> _Task brief_
Say how many lines include the word "icon". Reply with nothing but the number.

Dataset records

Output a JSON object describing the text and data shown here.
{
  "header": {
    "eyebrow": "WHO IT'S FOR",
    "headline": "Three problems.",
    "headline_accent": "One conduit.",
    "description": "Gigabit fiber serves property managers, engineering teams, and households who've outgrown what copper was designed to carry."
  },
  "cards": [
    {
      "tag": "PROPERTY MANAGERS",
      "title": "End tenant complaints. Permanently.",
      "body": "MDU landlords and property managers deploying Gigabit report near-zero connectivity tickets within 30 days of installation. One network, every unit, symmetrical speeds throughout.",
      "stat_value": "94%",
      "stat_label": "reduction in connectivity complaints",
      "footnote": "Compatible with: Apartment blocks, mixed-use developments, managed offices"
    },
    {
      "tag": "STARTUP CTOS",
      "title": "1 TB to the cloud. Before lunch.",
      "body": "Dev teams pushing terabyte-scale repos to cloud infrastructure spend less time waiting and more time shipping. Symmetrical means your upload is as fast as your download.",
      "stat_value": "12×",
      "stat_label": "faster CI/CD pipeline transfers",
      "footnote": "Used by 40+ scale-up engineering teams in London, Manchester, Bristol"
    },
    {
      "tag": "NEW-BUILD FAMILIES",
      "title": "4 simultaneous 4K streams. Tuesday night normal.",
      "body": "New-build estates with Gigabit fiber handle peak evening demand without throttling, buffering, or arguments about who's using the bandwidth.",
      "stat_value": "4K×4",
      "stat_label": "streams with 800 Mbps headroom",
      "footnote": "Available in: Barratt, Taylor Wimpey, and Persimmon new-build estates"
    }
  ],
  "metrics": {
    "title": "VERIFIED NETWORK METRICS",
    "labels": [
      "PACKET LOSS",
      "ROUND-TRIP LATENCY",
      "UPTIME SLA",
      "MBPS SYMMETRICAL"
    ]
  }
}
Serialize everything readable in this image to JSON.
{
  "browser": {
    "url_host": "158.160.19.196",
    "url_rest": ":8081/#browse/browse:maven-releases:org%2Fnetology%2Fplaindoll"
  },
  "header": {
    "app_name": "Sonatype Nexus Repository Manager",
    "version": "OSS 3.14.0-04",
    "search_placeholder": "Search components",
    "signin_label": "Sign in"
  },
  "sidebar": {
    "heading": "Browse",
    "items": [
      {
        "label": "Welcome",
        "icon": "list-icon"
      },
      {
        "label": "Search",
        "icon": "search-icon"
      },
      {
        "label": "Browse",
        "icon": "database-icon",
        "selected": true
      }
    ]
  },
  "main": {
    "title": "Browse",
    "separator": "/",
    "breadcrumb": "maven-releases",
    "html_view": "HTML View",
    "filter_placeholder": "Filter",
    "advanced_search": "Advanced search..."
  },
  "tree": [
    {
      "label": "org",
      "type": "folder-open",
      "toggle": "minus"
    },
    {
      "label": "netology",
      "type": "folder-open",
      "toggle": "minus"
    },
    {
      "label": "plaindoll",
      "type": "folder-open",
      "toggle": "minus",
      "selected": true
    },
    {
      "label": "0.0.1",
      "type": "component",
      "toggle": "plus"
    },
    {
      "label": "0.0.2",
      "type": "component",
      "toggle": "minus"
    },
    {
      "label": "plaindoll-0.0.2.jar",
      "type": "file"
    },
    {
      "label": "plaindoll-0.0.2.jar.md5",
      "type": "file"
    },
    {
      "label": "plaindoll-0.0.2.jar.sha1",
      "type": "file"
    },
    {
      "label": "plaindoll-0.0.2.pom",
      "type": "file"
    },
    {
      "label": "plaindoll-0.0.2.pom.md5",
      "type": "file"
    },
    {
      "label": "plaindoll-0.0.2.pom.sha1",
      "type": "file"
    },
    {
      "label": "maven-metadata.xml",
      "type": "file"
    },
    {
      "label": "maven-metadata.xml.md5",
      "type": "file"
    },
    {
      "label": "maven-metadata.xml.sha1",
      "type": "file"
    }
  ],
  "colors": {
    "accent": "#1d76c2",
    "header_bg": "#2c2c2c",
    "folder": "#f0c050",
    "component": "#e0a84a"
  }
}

> _Task answer_
3